**What you will do:**
Gather each line of the records where "charge" appears.
....
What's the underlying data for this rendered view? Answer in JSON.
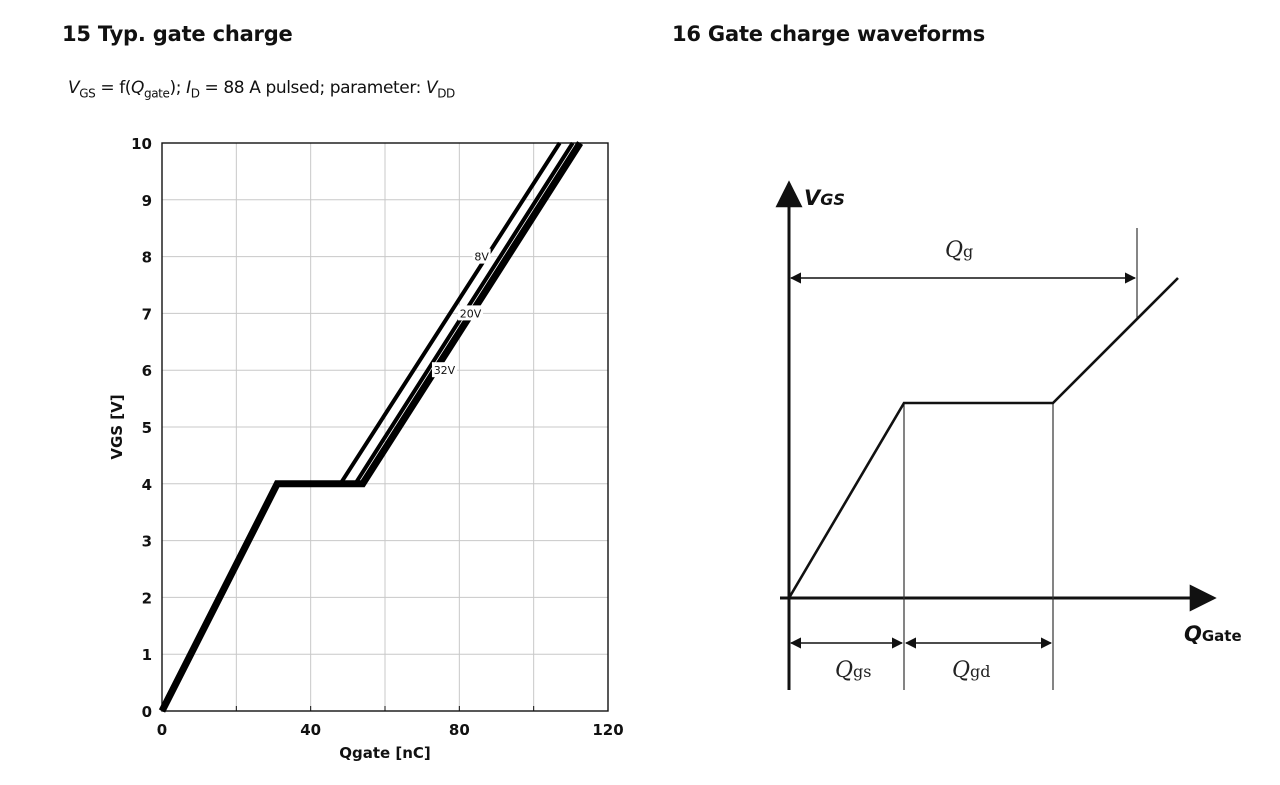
{
  "titles": {
    "left": "15 Typ. gate charge",
    "right": "16 Gate charge waveforms"
  },
  "subtitle": {
    "vgs_v": "V",
    "vgs_sub": "GS",
    "eq": " = f(",
    "q_q": "Q",
    "q_sub": "gate",
    "mid": "); ",
    "id_i": "I",
    "id_sub": "D",
    "rest": " = 88 A pulsed; parameter: ",
    "vdd_v": "V",
    "vdd_sub": "DD"
  },
  "chart_data": [
    {
      "type": "line",
      "xlabel": "Qgate [nC]",
      "ylabel": "VGS [V]",
      "xlim": [
        0,
        120
      ],
      "ylim": [
        0,
        10
      ],
      "x_ticks": [
        "0",
        "40",
        "80",
        "120"
      ],
      "y_ticks": [
        "0",
        "1",
        "2",
        "3",
        "4",
        "5",
        "6",
        "7",
        "8",
        "9",
        "10"
      ],
      "grid": true,
      "series": [
        {
          "name": "8V",
          "label_at": [
            86,
            8
          ],
          "points": [
            [
              0,
              0
            ],
            [
              31,
              4
            ],
            [
              48,
              4
            ],
            [
              107,
              10
            ]
          ]
        },
        {
          "name": "20V",
          "label_at": [
            83,
            7
          ],
          "points": [
            [
              0,
              0
            ],
            [
              31,
              4
            ],
            [
              52,
              4
            ],
            [
              110.5,
              10
            ]
          ]
        },
        {
          "name": "32V",
          "label_at": [
            76,
            6
          ],
          "points": [
            [
              0,
              0
            ],
            [
              31,
              4
            ],
            [
              54,
              4
            ],
            [
              112.5,
              10
            ]
          ]
        }
      ]
    },
    {
      "type": "line",
      "xlabel": "QGate",
      "ylabel": "VGS",
      "labels": {
        "y_main": "V",
        "y_sub": "GS",
        "x_main": "Q",
        "x_sub": "Gate",
        "qg_main": "Q",
        "qg_sub": "g",
        "qgs_main": "Q",
        "qgs_sub": "gs",
        "qgd_main": "Q",
        "qgd_sub": "gd"
      }
    }
  ]
}
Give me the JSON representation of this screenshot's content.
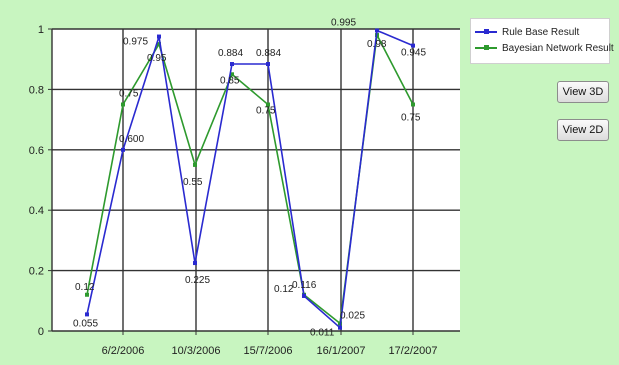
....
**Correct answer:**
    "left": "15 Typ. gate charge",
    "right": "16 Gate charge waveforms"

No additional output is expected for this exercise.